[Dataset excerpt]
┄┄┄┄┄┄┄┄┄┄┄┄┄┄┄┄┄┄┄┄
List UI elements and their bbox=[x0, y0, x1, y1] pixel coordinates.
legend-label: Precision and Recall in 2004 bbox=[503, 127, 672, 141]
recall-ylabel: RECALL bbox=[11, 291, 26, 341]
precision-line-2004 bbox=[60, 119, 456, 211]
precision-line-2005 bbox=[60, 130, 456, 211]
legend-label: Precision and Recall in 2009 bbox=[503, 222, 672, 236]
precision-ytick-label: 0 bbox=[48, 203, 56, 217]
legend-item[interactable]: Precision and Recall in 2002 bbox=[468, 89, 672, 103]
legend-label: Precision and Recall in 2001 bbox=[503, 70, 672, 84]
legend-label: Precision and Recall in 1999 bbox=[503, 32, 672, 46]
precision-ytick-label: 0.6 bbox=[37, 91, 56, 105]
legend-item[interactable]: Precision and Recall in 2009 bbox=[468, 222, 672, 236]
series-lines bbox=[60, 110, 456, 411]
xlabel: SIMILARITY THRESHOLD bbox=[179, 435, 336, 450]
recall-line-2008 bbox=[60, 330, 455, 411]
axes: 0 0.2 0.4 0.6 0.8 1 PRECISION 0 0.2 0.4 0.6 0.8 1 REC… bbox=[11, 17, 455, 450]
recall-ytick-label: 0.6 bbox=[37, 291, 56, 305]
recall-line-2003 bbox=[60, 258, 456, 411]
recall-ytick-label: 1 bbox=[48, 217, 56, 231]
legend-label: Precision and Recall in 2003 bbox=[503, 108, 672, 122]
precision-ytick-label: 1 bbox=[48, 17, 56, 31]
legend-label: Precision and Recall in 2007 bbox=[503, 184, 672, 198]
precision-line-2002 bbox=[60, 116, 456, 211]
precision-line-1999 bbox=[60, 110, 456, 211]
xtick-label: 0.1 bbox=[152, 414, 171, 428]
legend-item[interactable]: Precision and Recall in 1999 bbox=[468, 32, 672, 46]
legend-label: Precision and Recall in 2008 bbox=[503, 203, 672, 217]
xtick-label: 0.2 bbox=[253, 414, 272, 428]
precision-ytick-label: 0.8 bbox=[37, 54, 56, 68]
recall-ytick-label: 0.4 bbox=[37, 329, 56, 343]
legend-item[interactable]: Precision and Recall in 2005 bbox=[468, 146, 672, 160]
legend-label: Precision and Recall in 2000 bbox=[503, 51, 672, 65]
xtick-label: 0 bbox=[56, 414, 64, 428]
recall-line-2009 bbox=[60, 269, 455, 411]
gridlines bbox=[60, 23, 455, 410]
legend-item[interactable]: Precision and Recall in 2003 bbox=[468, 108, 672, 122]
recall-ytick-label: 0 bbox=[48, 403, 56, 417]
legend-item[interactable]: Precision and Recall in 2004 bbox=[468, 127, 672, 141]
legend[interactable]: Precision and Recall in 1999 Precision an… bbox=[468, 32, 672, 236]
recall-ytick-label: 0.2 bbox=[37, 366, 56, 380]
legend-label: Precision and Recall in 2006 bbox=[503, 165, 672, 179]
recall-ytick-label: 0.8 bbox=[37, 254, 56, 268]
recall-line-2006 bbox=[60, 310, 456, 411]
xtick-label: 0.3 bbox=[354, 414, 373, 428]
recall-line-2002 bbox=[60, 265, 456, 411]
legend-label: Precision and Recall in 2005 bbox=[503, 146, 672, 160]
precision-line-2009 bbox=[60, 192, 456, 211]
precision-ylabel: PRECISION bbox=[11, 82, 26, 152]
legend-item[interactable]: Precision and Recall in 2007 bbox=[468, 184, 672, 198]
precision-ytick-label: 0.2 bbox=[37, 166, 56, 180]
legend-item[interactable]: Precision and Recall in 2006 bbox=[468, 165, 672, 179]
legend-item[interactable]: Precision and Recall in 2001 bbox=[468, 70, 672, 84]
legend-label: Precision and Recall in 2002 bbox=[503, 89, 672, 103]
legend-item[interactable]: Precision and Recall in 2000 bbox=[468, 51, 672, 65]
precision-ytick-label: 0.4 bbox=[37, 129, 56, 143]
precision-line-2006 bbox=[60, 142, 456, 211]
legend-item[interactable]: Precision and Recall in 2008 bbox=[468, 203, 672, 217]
┄┄┄┄┄┄┄┄┄┄┄┄┄┄┄┄┄┄┄┄
Could you extract every line of the listing above and reproduce each one verbatim, in its original order?

List UI elements and their bbox=[x0, y0, x1, y1] pixel coordinates.
legend-label: Precision and Recall in 2004 bbox=[503, 127, 672, 141]
recall-ylabel: RECALL bbox=[11, 291, 26, 341]
precision-line-2004 bbox=[60, 119, 456, 211]
precision-line-2005 bbox=[60, 130, 456, 211]
legend-label: Precision and Recall in 2009 bbox=[503, 222, 672, 236]
precision-ytick-label: 0 bbox=[48, 203, 56, 217]
legend-item[interactable]: Precision and Recall in 2002 bbox=[468, 89, 672, 103]
legend-label: Precision and Recall in 2001 bbox=[503, 70, 672, 84]
legend-label: Precision and Recall in 1999 bbox=[503, 32, 672, 46]
precision-ytick-label: 0.6 bbox=[37, 91, 56, 105]
legend-item[interactable]: Precision and Recall in 2009 bbox=[468, 222, 672, 236]
series-lines bbox=[60, 110, 456, 411]
xlabel: SIMILARITY THRESHOLD bbox=[179, 435, 336, 450]
recall-line-2008 bbox=[60, 330, 455, 411]
axes: 0 0.2 0.4 0.6 0.8 1 PRECISION 0 0.2 0.4 0.6 0.8 1 REC… bbox=[11, 17, 455, 450]
recall-ytick-label: 0.6 bbox=[37, 291, 56, 305]
recall-line-2003 bbox=[60, 258, 456, 411]
recall-ytick-label: 1 bbox=[48, 217, 56, 231]
legend-label: Precision and Recall in 2003 bbox=[503, 108, 672, 122]
precision-ytick-label: 1 bbox=[48, 17, 56, 31]
legend-label: Precision and Recall in 2007 bbox=[503, 184, 672, 198]
precision-line-2002 bbox=[60, 116, 456, 211]
precision-line-1999 bbox=[60, 110, 456, 211]
xtick-label: 0.1 bbox=[152, 414, 171, 428]
legend-item[interactable]: Precision and Recall in 1999 bbox=[468, 32, 672, 46]
legend-label: Precision and Recall in 2008 bbox=[503, 203, 672, 217]
xtick-label: 0.2 bbox=[253, 414, 272, 428]
precision-ytick-label: 0.8 bbox=[37, 54, 56, 68]
recall-ytick-label: 0.4 bbox=[37, 329, 56, 343]
legend-item[interactable]: Precision and Recall in 2005 bbox=[468, 146, 672, 160]
legend-label: Precision and Recall in 2000 bbox=[503, 51, 672, 65]
xtick-label: 0 bbox=[56, 414, 64, 428]
recall-line-2009 bbox=[60, 269, 455, 411]
gridlines bbox=[60, 23, 455, 410]
legend-item[interactable]: Precision and Recall in 2003 bbox=[468, 108, 672, 122]
recall-ytick-label: 0 bbox=[48, 403, 56, 417]
legend-item[interactable]: Precision and Recall in 2004 bbox=[468, 127, 672, 141]
legend[interactable]: Precision and Recall in 1999 Precision an… bbox=[468, 32, 672, 236]
recall-ytick-label: 0.2 bbox=[37, 366, 56, 380]
legend-label: Precision and Recall in 2006 bbox=[503, 165, 672, 179]
recall-ytick-label: 0.8 bbox=[37, 254, 56, 268]
recall-line-2006 bbox=[60, 310, 456, 411]
xtick-label: 0.3 bbox=[354, 414, 373, 428]
recall-line-2002 bbox=[60, 265, 456, 411]
legend-label: Precision and Recall in 2005 bbox=[503, 146, 672, 160]
precision-line-2009 bbox=[60, 192, 456, 211]
precision-ylabel: PRECISION bbox=[11, 82, 26, 152]
legend-item[interactable]: Precision and Recall in 2007 bbox=[468, 184, 672, 198]
precision-ytick-label: 0.2 bbox=[37, 166, 56, 180]
legend-item[interactable]: Precision and Recall in 2006 bbox=[468, 165, 672, 179]
legend-item[interactable]: Precision and Recall in 2001 bbox=[468, 70, 672, 84]
legend-label: Precision and Recall in 2002 bbox=[503, 89, 672, 103]
legend-item[interactable]: Precision and Recall in 2000 bbox=[468, 51, 672, 65]
precision-ytick-label: 0.4 bbox=[37, 129, 56, 143]
precision-line-2006 bbox=[60, 142, 456, 211]
legend-item[interactable]: Precision and Recall in 2008 bbox=[468, 203, 672, 217]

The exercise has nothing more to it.